━━━ Material provided ━━━
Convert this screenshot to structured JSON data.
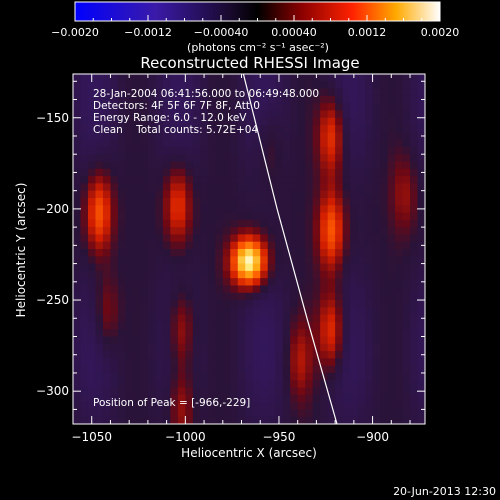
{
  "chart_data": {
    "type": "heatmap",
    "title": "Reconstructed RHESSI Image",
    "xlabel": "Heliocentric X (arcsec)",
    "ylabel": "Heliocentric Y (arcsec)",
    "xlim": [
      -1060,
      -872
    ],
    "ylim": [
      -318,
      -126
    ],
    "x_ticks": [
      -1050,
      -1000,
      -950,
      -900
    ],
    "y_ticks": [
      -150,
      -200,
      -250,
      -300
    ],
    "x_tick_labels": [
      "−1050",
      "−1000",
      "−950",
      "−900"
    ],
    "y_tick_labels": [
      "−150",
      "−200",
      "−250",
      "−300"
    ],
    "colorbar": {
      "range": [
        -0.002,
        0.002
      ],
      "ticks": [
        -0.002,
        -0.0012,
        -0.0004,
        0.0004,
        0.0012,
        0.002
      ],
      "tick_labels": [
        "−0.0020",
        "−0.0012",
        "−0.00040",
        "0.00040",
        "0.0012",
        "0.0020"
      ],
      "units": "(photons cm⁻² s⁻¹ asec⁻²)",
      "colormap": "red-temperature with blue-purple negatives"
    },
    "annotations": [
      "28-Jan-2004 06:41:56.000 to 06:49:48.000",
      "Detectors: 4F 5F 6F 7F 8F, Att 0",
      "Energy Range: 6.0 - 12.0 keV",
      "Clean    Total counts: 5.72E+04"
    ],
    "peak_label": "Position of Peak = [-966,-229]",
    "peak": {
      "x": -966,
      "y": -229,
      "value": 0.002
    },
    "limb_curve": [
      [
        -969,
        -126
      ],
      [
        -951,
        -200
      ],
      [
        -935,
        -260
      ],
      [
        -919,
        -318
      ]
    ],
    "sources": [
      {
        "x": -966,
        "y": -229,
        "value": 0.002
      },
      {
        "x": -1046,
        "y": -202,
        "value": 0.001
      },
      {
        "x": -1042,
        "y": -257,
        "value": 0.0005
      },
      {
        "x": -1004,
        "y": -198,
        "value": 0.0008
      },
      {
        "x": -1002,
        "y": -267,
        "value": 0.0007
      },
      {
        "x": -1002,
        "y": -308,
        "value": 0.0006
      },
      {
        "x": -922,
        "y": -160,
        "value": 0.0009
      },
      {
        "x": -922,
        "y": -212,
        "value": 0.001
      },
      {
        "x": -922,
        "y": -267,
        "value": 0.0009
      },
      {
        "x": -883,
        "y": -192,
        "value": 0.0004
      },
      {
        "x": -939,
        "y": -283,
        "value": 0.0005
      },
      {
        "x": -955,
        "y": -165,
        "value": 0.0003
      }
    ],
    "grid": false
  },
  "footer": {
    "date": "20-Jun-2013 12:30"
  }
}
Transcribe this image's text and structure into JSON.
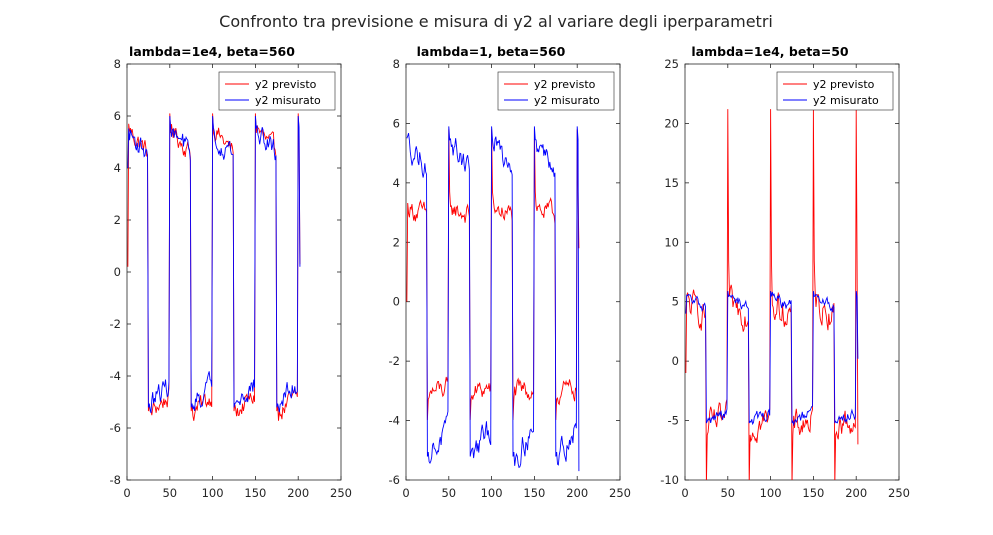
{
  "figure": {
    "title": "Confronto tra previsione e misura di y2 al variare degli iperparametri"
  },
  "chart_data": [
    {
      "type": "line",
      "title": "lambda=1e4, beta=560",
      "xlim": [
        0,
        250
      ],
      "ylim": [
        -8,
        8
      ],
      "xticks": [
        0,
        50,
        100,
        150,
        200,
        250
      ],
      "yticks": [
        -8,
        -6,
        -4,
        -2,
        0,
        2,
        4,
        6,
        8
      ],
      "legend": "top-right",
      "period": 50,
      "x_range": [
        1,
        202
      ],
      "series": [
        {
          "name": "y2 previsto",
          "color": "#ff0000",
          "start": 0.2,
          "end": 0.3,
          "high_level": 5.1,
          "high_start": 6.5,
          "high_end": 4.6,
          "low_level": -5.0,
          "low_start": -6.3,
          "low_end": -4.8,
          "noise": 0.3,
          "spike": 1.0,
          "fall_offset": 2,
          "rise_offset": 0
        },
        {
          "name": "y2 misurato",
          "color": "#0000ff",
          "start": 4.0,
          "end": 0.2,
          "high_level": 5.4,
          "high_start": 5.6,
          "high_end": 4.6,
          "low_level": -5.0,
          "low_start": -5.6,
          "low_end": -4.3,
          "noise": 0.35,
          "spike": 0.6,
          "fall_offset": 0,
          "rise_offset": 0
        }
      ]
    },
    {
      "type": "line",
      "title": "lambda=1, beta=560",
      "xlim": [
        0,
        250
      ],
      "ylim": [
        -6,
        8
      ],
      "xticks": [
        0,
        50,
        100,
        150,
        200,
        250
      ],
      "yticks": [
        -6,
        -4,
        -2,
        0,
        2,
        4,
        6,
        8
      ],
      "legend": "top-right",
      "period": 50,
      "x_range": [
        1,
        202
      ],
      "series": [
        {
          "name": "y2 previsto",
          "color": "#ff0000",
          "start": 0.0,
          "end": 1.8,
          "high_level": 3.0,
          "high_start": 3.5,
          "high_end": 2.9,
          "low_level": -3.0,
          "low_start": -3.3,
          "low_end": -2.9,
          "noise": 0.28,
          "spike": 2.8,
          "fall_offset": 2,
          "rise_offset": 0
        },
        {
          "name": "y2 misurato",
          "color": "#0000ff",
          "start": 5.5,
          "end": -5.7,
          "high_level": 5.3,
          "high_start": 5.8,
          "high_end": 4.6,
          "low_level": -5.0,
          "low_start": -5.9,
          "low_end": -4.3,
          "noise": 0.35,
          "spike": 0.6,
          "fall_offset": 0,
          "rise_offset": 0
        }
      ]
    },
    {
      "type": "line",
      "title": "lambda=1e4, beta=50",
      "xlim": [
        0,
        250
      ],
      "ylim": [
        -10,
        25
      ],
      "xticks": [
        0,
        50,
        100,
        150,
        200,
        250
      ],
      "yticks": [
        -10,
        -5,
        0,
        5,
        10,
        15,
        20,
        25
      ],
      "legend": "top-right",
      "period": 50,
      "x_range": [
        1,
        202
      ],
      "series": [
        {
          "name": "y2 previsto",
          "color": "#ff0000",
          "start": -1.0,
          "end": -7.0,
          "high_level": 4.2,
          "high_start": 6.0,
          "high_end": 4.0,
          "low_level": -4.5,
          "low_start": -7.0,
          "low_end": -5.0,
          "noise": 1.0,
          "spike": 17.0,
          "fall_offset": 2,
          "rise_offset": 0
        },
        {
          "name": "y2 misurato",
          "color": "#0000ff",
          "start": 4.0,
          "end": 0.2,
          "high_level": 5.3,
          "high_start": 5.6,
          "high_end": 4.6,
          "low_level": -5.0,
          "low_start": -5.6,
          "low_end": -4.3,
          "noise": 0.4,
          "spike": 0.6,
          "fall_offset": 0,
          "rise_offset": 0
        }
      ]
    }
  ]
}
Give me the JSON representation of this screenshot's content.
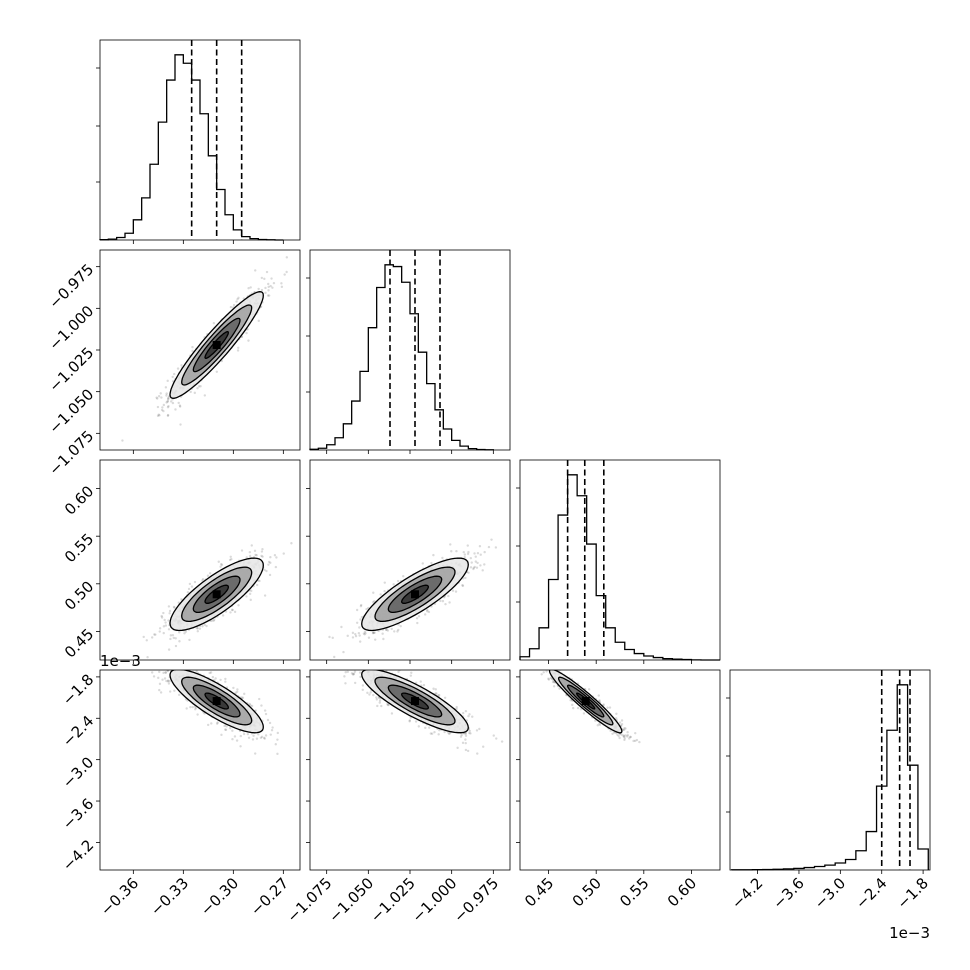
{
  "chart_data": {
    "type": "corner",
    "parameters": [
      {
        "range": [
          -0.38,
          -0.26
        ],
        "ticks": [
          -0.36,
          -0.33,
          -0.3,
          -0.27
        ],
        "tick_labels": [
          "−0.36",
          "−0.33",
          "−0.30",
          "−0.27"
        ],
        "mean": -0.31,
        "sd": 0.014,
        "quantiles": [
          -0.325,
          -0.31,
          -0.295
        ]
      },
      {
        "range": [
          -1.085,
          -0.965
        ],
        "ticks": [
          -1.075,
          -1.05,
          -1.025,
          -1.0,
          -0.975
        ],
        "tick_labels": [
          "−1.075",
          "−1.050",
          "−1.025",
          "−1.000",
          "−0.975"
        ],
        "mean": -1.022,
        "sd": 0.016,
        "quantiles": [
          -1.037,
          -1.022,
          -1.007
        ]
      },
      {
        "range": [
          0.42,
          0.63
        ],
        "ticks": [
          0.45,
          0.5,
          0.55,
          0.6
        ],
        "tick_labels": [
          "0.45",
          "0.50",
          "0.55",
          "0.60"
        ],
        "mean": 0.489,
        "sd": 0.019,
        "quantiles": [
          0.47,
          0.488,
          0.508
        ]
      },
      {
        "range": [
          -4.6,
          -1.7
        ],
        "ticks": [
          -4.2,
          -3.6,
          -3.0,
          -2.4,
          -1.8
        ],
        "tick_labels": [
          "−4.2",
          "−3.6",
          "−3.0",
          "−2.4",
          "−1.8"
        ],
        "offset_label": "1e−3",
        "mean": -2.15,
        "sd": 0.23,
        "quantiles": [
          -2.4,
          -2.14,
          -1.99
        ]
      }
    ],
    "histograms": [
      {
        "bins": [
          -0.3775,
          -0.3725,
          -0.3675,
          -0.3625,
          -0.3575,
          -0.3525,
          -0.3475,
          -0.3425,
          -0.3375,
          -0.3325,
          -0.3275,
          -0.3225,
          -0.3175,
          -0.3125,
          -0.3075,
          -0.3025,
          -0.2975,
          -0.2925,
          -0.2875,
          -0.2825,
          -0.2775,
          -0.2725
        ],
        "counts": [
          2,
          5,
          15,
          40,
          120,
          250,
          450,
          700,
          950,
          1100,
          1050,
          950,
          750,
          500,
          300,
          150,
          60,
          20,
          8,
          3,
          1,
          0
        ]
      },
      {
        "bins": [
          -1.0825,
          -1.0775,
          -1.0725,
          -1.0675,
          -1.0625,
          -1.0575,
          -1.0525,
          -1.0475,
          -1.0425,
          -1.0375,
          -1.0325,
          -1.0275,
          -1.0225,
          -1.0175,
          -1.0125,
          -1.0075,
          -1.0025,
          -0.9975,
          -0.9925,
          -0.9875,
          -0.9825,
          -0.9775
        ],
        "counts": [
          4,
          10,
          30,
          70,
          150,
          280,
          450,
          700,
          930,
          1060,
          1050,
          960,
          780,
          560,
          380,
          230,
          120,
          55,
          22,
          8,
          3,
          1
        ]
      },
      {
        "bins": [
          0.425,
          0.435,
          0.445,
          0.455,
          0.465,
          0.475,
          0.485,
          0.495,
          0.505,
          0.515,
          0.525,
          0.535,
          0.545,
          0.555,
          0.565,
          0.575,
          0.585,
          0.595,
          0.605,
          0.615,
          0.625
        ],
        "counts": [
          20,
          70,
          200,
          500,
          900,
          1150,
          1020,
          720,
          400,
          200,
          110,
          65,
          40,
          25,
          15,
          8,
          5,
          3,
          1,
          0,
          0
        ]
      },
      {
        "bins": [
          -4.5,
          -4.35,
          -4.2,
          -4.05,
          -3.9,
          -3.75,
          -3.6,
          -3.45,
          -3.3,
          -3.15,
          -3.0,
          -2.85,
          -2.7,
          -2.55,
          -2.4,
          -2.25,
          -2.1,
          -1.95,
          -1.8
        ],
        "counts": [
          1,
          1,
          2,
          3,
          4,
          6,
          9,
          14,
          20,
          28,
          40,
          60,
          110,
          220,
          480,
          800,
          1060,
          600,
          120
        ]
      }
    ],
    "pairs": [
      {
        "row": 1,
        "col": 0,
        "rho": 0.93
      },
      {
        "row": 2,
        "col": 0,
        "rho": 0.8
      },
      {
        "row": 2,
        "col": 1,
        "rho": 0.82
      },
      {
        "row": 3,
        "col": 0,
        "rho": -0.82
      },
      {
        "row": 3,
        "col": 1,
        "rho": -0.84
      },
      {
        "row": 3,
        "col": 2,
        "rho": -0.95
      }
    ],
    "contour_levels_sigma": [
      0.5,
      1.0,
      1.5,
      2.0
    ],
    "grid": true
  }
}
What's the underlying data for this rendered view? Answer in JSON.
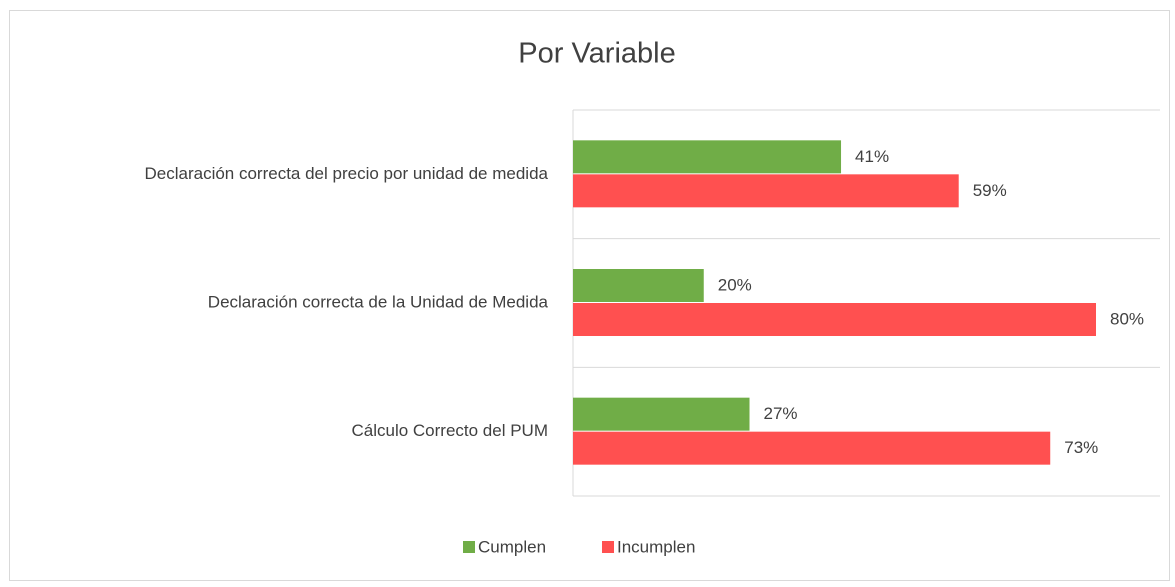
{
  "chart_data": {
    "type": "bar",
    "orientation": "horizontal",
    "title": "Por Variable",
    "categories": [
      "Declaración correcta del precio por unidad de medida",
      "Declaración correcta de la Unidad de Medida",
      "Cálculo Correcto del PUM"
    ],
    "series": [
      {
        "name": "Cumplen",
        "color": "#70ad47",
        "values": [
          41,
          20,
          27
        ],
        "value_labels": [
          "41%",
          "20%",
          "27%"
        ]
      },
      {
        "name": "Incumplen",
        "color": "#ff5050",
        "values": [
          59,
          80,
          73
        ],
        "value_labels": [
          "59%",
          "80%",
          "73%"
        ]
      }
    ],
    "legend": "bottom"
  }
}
━━━
● Short problem:
Make a copy of each line that contains the string "mean".

● Finished task:
        "mean": -0.31,
        "mean": -1.022,
        "mean": 0.489,
        "mean": -2.15,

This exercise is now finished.